▶ **Challenge**:
Reproduce the listing below without any change.

▶ **Records to use**:
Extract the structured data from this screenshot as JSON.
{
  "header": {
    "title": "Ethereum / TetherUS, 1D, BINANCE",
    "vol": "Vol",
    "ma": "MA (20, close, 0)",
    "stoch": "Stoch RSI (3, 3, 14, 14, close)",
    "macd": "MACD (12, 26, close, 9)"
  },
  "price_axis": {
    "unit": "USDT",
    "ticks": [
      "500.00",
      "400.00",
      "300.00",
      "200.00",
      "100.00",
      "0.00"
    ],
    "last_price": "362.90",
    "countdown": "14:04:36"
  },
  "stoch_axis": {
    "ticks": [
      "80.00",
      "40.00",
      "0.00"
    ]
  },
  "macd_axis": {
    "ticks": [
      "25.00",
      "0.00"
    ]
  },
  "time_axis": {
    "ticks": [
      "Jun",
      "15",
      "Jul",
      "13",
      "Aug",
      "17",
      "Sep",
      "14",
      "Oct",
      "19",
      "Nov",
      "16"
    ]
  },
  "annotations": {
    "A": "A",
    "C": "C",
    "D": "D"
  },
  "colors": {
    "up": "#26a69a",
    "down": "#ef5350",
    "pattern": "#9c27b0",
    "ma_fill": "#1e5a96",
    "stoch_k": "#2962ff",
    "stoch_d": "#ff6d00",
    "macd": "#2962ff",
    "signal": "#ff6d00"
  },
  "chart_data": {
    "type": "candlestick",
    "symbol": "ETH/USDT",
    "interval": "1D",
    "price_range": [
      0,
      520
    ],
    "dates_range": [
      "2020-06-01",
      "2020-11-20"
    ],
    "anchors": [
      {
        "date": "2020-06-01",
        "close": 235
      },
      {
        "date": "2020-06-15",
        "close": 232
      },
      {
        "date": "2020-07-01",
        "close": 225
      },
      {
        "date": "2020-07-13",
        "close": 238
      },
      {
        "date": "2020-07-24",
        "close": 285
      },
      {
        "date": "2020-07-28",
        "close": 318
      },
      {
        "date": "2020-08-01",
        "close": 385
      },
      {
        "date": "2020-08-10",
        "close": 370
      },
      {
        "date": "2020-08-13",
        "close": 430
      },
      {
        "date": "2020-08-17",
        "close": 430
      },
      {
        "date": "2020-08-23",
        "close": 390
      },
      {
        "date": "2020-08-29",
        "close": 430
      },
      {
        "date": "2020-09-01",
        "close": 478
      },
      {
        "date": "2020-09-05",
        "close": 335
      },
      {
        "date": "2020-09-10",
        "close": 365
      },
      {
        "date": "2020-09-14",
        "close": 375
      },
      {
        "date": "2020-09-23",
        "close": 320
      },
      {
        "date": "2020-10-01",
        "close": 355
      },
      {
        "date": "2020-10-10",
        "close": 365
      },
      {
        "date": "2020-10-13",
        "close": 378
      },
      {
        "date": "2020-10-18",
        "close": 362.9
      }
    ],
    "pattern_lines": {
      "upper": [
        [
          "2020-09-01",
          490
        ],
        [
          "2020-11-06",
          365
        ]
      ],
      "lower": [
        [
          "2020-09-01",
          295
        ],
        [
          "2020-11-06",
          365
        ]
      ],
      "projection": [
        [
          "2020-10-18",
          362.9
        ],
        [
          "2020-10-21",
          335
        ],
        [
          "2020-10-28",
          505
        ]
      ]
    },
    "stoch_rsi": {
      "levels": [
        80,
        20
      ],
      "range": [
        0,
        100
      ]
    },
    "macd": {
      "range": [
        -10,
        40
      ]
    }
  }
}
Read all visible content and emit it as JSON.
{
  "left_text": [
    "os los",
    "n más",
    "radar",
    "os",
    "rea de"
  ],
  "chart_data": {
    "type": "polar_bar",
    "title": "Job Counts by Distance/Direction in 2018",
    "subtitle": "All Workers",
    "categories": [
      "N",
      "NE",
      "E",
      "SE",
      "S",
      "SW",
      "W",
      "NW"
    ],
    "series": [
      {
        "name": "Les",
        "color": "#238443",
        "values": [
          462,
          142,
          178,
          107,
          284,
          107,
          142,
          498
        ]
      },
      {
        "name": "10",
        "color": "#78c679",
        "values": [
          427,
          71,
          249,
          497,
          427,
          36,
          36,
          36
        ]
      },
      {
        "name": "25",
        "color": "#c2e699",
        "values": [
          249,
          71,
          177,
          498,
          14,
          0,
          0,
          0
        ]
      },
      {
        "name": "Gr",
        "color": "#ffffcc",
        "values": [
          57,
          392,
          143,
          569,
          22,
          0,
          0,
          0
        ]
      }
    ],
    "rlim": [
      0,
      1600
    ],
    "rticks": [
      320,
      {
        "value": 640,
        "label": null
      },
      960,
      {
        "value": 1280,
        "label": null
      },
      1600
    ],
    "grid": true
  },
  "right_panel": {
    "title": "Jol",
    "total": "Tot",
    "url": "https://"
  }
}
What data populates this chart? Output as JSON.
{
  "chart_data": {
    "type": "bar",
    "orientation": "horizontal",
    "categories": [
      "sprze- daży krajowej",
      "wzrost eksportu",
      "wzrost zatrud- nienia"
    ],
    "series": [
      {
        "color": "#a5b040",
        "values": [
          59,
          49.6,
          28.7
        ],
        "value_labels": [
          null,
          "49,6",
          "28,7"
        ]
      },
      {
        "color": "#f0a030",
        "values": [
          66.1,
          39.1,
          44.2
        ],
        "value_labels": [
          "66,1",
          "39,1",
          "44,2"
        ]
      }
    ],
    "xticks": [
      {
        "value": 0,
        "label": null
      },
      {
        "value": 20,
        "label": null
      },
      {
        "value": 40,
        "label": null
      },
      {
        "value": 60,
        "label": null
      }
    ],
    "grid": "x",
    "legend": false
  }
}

▶ **Right answer**:
Extract the structured data from this screenshot as JSON.
{
  "header": {
    "title": "Ethereum / TetherUS, 1D, BINANCE",
    "vol": "Vol",
    "ma": "MA (20, close, 0)",
    "stoch": "Stoch RSI (3, 3, 14, 14, close)",
    "macd": "MACD (12, 26, close, 9)"
  },
  "price_axis": {
    "unit": "USDT",
    "ticks": [
      "500.00",
      "400.00",
      "300.00",
      "200.00",
      "100.00",
      "0.00"
    ],
    "last_price": "362.90",
    "countdown": "14:04:36"
  },
  "stoch_axis": {
    "ticks": [
      "80.00",
      "40.00",
      "0.00"
    ]
  },
  "macd_axis": {
    "ticks": [
      "25.00",
      "0.00"
    ]
  },
  "time_axis": {
    "ticks": [
      "Jun",
      "15",
      "Jul",
      "13",
      "Aug",
      "17",
      "Sep",
      "14",
      "Oct",
      "19",
      "Nov",
      "16"
    ]
  },
  "annotations": {
    "A": "A",
    "C": "C",
    "D": "D"
  },
  "colors": {
    "up": "#26a69a",
    "down": "#ef5350",
    "pattern": "#9c27b0",
    "ma_fill": "#1e5a96",
    "stoch_k": "#2962ff",
    "stoch_d": "#ff6d00",
    "macd": "#2962ff",
    "signal": "#ff6d00"
  },
  "chart_data": {
    "type": "candlestick",
    "symbol": "ETH/USDT",
    "interval": "1D",
    "price_range": [
      0,
      520
    ],
    "dates_range": [
      "2020-06-01",
      "2020-11-20"
    ],
    "anchors": [
      {
        "date": "2020-06-01",
        "close": 235
      },
      {
        "date": "2020-06-15",
        "close": 232
      },
      {
        "date": "2020-07-01",
        "close": 225
      },
      {
        "date": "2020-07-13",
        "close": 238
      },
      {
        "date": "2020-07-24",
        "close": 285
      },
      {
        "date": "2020-07-28",
        "close": 318
      },
      {
        "date": "2020-08-01",
        "close": 385
      },
      {
        "date": "2020-08-10",
        "close": 370
      },
      {
        "date": "2020-08-13",
        "close": 430
      },
      {
        "date": "2020-08-17",
        "close": 430
      },
      {
        "date": "2020-08-23",
        "close": 390
      },
      {
        "date": "2020-08-29",
        "close": 430
      },
      {
        "date": "2020-09-01",
        "close": 478
      },
      {
        "date": "2020-09-05",
        "close": 335
      },
      {
        "date": "2020-09-10",
        "close": 365
      },
      {
        "date": "2020-09-14",
        "close": 375
      },
      {
        "date": "2020-09-23",
        "close": 320
      },
      {
        "date": "2020-10-01",
        "close": 355
      },
      {
        "date": "2020-10-10",
        "close": 365
      },
      {
        "date": "2020-10-13",
        "close": 378
      },
      {
        "date": "2020-10-18",
        "close": 362.9
      }
    ],
    "pattern_lines": {
      "upper": [
        [
          "2020-09-01",
          490
        ],
        [
          "2020-11-06",
          365
        ]
      ],
      "lower": [
        [
          "2020-09-01",
          295
        ],
        [
          "2020-11-06",
          365
        ]
      ],
      "projection": [
        [
          "2020-10-18",
          362.9
        ],
        [
          "2020-10-21",
          335
        ],
        [
          "2020-10-28",
          505
        ]
      ]
    },
    "stoch_rsi": {
      "levels": [
        80,
        20
      ],
      "range": [
        0,
        100
      ]
    },
    "macd": {
      "range": [
        -10,
        40
      ]
    }
  }
}
Read all visible content and emit it as JSON.
{
  "left_text": [
    "os los",
    "n más",
    "radar",
    "os",
    "rea de"
  ],
  "chart_data": {
    "type": "polar_bar",
    "title": "Job Counts by Distance/Direction in 2018",
    "subtitle": "All Workers",
    "categories": [
      "N",
      "NE",
      "E",
      "SE",
      "S",
      "SW",
      "W",
      "NW"
    ],
    "series": [
      {
        "name": "Les",
        "color": "#238443",
        "values": [
          462,
          142,
          178,
          107,
          284,
          107,
          142,
          498
        ]
      },
      {
        "name": "10",
        "color": "#78c679",
        "values": [
          427,
          71,
          249,
          497,
          427,
          36,
          36,
          36
        ]
      },
      {
        "name": "25",
        "color": "#c2e699",
        "values": [
          249,
          71,
          177,
          498,
          14,
          0,
          0,
          0
        ]
      },
      {
        "name": "Gr",
        "color": "#ffffcc",
        "values": [
          57,
          392,
          143,
          569,
          22,
          0,
          0,
          0
        ]
      }
    ],
    "rlim": [
      0,
      1600
    ],
    "rticks": [
      320,
      {
        "value": 640,
        "label": null
      },
      960,
      {
        "value": 1280,
        "label": null
      },
      1600
    ],
    "grid": true
  },
  "right_panel": {
    "title": "Jol",
    "total": "Tot",
    "url": "https://"
  }
}
What data populates this chart? Output as JSON.
{
  "chart_data": {
    "type": "bar",
    "orientation": "horizontal",
    "categories": [
      "sprze- daży krajowej",
      "wzrost eksportu",
      "wzrost zatrud- nienia"
    ],
    "series": [
      {
        "color": "#a5b040",
        "values": [
          59,
          49.6,
          28.7
        ],
        "value_labels": [
          null,
          "49,6",
          "28,7"
        ]
      },
      {
        "color": "#f0a030",
        "values": [
          66.1,
          39.1,
          44.2
        ],
        "value_labels": [
          "66,1",
          "39,1",
          "44,2"
        ]
      }
    ],
    "xticks": [
      {
        "value": 0,
        "label": null
      },
      {
        "value": 20,
        "label": null
      },
      {
        "value": 40,
        "label": null
      },
      {
        "value": 60,
        "label": null
      }
    ],
    "grid": "x",
    "legend": false
  }
}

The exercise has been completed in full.